◆ **TESTO DELLA PAGINA**:
====

Si narra che presso lo studio di Colonia San Tommaso d’Aquino fosse soprannominato – dai suoi compagni – il bue muto e che Sant’Alberto Magno apostrofò la circostanza dichiarando “Io vi dico che quando questo bue muggirà, i suoi muggiti s’udranno da un capo all’altro della terra!“.
Con il massimo rispetto dovuto per un Santo e Dottore della Chiesa, l’aneddoto ben introduce un nuovo istituto che la scellerata legge sulla concorrenza ha introdotto nel nostro ordinamento: il cosiddetto deposito-prezzo. Come già anticipato, la nuova disciplina – di cui all’art. 1 comma 63 e seguenti – riprende una normativa già tracciata nella legge di stabilità 2014, rimasta tuttavia senza pratica applicazione. In breve, dopo tre anni di silenzio il bue muggisce ma – purtroppo – non ci allieta con Sintesi, Questioni e Commenti teologici – bensì ci costringe ad affrontare nuove criticità.

====

◆ **DATI**:
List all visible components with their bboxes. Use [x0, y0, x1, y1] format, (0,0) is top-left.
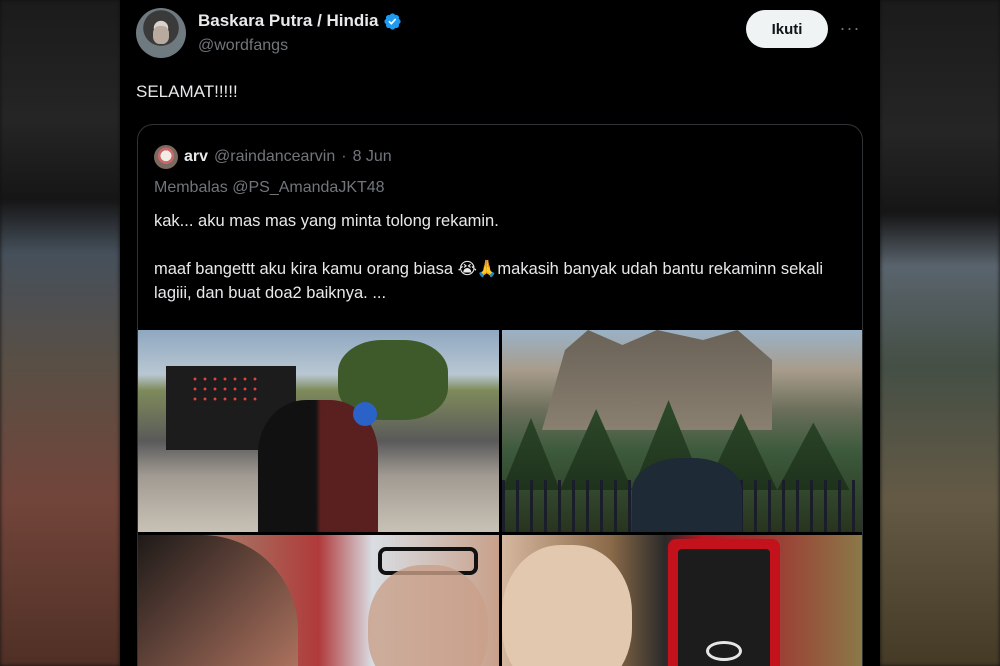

====

◆ **ISTRUZIONI DA SEGUIRE**: Trascrivere dal testo sul deposito-prezzo il passo che inizia con le parole "Si narra che" e si chiude dopo le parole "affrontare nuove criticità.". Fare riferimento esclusivamente al testo sul deposito-prezzo.

◆ **RISPOSTA CORRETTA**:
Si narra che presso lo studio di Colonia San Tommaso d’Aquino fosse soprannominato – dai suoi compagni – il bue muto e che Sant’Alberto Magno apostrofò la circostanza dichiarando “Io vi dico che quando questo bue muggirà, i suoi muggiti s’udranno da un capo all’altro della terra!“.
Con il massimo rispetto dovuto per un Santo e Dottore della Chiesa, l’aneddoto ben introduce un nuovo istituto che la scellerata legge sulla concorrenza ha introdotto nel nostro ordinamento: il cosiddetto deposito-prezzo. Come già anticipato, la nuova disciplina – di cui all’art. 1 comma 63 e seguenti – riprende una normativa già tracciata nella legge di stabilità 2014, rimasta tuttavia senza pratica applicazione. In breve, dopo tre anni di silenzio il bue muggisce ma – purtroppo – non ci allieta con Sintesi, Questioni e Commenti teologici – bensì ci costringe ad affrontare nuove criticità.